## [Stated goal]
Write every record out again exactly, and keep images out of it.

Saved data entries
┄┄┄┄┄┄┄┄┄┄┄┄┄┄┄┄┄┄┄┄

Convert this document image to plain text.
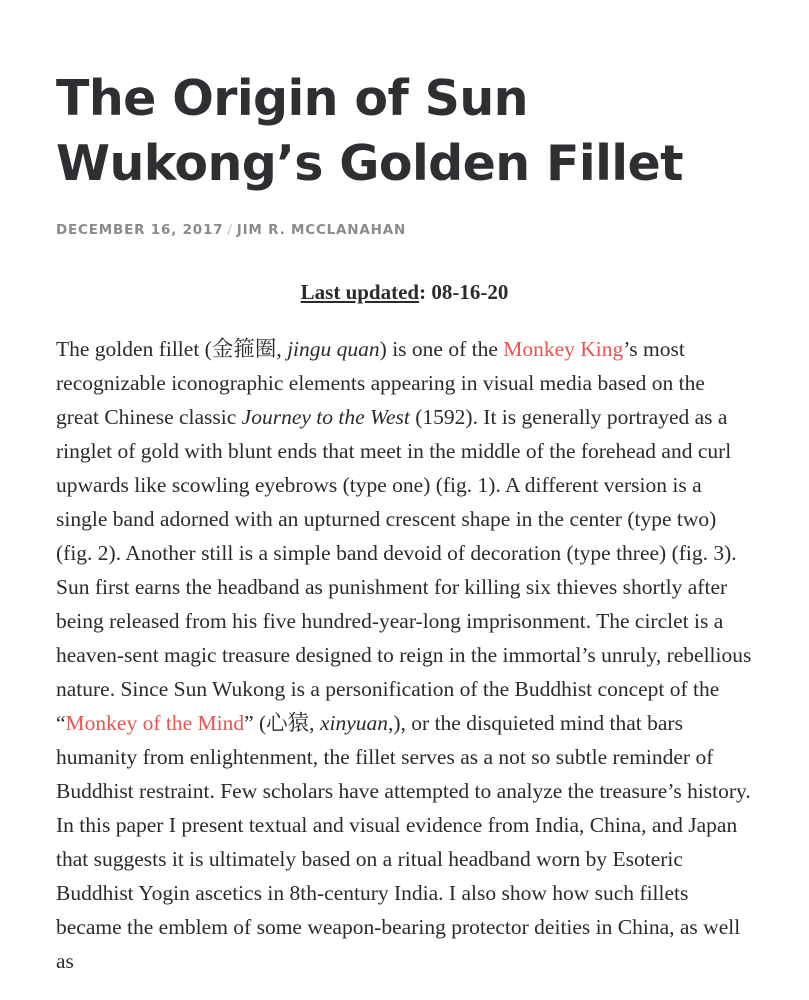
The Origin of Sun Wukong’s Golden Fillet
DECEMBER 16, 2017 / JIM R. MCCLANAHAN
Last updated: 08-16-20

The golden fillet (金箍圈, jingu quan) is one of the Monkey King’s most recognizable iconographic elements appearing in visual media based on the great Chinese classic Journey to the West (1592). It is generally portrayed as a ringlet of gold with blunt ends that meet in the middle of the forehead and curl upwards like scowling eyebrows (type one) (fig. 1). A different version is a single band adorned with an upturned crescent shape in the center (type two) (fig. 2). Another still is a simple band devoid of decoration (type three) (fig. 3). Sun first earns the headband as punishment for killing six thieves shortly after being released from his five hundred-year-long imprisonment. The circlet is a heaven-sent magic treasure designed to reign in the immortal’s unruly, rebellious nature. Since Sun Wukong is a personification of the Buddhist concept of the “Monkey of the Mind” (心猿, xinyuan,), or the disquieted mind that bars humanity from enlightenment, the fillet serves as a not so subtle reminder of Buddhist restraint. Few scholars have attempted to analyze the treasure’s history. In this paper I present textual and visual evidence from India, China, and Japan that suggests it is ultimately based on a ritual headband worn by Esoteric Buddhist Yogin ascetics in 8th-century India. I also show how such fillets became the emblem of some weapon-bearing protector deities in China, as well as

┄┄┄┄┄┄┄┄┄┄┄┄┄┄┄┄┄┄┄┄

## [Solved exercise]
Convert this document image to plain text.
The Origin of Sun Wukong’s Golden Fillet
DECEMBER 16, 2017 / JIM R. MCCLANAHAN
Last updated: 08-16-20

The golden fillet (金箍圈, jingu quan) is one of the Monkey King’s most recognizable iconographic elements appearing in visual media based on the great Chinese classic Journey to the West (1592). It is generally portrayed as a ringlet of gold with blunt ends that meet in the middle of the forehead and curl upwards like scowling eyebrows (type one) (fig. 1). A different version is a single band adorned with an upturned crescent shape in the center (type two) (fig. 2). Another still is a simple band devoid of decoration (type three) (fig. 3). Sun first earns the headband as punishment for killing six thieves shortly after being released from his five hundred-year-long imprisonment. The circlet is a heaven-sent magic treasure designed to reign in the immortal’s unruly, rebellious nature. Since Sun Wukong is a personification of the Buddhist concept of the “Monkey of the Mind” (心猿, xinyuan,), or the disquieted mind that bars humanity from enlightenment, the fillet serves as a not so subtle reminder of Buddhist restraint. Few scholars have attempted to analyze the treasure’s history. In this paper I present textual and visual evidence from India, China, and Japan that suggests it is ultimately based on a ritual headband worn by Esoteric Buddhist Yogin ascetics in 8th-century India. I also show how such fillets became the emblem of some weapon-bearing protector deities in China, as well as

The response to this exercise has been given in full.